--- Text Enclosed Below ---

Not only have I seen the technical specs of the dipole magnets, but I know one of the guys who designed them. Those specs are not public information, they're only available within the collaboration, but the basic details (ie they're about 8T) is public and highly accurate. You can do the calculations yourself with run of the mill E&M calculations; if the magnetic field was any stronger, the beam wouldn't fit in the circular ring. Don't take my word for it. You'll wind up getting the same number, but by all means, calculate it yourself, it's not too hard if you have a basic understanding of magnetism. Remember, the LHC is in the old LEP tunnel, which is the only reason such powerful magnets were required (digging a new tunnel would cost more than using stronger magnets, but since they're 100m underground anyway it doesn't matter).

Like I said, do the calculations yourself if you don't trust the published figures. The equations have been around since the mid-1800s. Synchotrons aren't that difficult. They've been in use since the 50s, and they're based on Maxwell's Equations, which haven't changed in ~150 years. They were already invariant in the rest frame, so relativity didn't require any changes to E&M like it required with Newtonian kinematics.

However, you CAN take my word on this: Liquid Helium cooled superconducting magnets have almost no military application. I can imagine maybe making some sort of rail gun with them if you wanted to throw a lot of money away (the military already has a rail gun, and they use much more efficient magnets than we use). The LHC didn't exactly invent superconductors and I'm not sure how you're drawing a link.

I thought you were just another run of the mill LHC doomsday nutjob, but it turns out you're a full-blown conspiracy theorist in disguise!

Okay, sorry if I missed the whale guts joke, but the rest of your posts have been in a serious tone and have lacked intelligence. Worse yet, it was part of an utterly stupid rant on how the magnetic fields are going to screw up animal migrations. Don't blame me if you come across as someone who might think that Switzerland has a sea border (perhaps you had mixed it up with Sweden, I don't know).

Believe me, if the LHC had anything to do with weapons research I'd be paid MUCH more than the paltry salary I receive now. I WISH I could make that kind of income.

--- End of Enclosed Text ---

Required work:
(a) Answer these questions from the post about the LHC magnets:
(i) Roughly how strong are the dipole magnets, according to the publicly available details?
(ii) Since when have synchrotrons been in use?
(iii) Which country does the post suggest Switzerland may have been mixed up with?
(b) What are all the numerical figures given in the post about the LHC magnets?
(c) In the post about the LHC magnets, copy everything from "Okay, sorry if" down to "kind of income.".

--- Input data Enclosed Below ---

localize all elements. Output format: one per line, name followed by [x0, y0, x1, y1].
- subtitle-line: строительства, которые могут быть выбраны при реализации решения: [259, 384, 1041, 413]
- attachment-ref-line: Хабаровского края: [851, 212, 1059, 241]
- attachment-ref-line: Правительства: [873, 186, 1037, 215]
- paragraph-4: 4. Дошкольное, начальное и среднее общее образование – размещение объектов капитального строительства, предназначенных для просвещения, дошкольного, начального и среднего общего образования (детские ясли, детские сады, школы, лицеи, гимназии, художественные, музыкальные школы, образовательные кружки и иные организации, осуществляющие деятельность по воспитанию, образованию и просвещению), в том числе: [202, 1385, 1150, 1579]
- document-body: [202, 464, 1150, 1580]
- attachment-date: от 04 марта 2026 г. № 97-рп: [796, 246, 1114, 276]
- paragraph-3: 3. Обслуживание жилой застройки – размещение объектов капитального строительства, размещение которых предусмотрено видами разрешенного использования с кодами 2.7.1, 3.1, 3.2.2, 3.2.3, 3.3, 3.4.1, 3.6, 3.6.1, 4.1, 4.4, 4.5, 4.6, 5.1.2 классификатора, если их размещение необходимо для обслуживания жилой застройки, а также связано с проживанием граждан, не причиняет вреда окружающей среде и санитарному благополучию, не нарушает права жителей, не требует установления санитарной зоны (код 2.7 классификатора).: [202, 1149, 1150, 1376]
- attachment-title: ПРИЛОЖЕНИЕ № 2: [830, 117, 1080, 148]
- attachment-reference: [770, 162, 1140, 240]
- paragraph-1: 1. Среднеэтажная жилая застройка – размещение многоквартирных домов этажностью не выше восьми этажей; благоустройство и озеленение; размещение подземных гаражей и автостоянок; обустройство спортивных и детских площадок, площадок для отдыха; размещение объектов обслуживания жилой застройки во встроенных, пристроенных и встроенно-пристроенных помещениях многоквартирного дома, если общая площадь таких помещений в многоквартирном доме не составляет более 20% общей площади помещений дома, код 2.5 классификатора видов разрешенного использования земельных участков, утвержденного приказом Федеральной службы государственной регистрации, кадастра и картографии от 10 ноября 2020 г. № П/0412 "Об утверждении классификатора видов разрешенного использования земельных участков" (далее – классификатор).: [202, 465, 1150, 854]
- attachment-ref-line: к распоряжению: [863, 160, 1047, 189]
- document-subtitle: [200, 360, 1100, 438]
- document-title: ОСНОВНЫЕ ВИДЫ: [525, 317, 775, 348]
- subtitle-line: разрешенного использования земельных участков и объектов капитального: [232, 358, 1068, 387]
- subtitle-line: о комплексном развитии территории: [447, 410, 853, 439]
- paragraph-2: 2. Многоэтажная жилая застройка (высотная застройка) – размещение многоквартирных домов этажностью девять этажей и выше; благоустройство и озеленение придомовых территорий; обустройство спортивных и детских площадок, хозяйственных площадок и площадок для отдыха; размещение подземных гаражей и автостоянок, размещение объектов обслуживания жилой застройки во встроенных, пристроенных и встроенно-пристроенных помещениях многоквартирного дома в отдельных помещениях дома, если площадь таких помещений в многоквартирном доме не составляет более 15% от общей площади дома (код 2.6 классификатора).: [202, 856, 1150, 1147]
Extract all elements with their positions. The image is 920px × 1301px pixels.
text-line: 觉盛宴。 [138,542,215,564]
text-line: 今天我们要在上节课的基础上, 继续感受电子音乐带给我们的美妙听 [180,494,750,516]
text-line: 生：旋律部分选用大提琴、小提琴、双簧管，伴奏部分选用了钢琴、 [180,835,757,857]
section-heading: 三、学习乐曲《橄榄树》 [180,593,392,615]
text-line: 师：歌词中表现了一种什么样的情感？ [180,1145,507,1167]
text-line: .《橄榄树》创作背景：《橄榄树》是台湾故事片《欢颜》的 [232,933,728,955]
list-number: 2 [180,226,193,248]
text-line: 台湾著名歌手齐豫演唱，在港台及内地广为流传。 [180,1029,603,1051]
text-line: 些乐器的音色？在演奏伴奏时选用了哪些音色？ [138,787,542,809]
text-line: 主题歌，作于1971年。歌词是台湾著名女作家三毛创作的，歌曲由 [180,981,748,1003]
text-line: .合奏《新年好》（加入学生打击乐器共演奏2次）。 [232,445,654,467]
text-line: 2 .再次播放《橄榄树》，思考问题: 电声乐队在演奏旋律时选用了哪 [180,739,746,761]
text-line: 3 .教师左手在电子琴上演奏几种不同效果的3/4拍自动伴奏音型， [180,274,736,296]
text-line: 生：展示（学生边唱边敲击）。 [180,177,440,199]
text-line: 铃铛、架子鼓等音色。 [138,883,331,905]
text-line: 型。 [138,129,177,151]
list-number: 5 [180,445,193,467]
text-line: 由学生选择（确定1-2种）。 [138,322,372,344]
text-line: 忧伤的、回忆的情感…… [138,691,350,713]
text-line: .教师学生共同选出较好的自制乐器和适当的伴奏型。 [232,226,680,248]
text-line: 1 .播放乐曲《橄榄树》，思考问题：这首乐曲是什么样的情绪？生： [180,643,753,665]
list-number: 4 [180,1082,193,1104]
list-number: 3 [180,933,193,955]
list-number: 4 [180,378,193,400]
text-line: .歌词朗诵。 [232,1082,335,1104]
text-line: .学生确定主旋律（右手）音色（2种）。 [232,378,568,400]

--- End of Enclosed Input data ---

Your responses:
(a)
(i) About 8T.
(ii) Since the 50s.
(iii) Sweden.

(b) 8T, 100m, the mid-1800s, the 50s, ~150 years

(c)
Okay, sorry if I missed the whale guts joke, but the rest of your posts have been in a serious tone and have lacked intelligence. Worse yet, it was part of an utterly stupid rant on how the magnetic fields are going to screw up animal migrations. Don't blame me if you come across as someone who might think that Switzerland has a sea border (perhaps you had mixed it up with Sweden, I don't know).

Believe me, if the LHC had anything to do with weapons research I'd be paid MUCH more than the paltry salary I receive now. I WISH I could make that kind of income.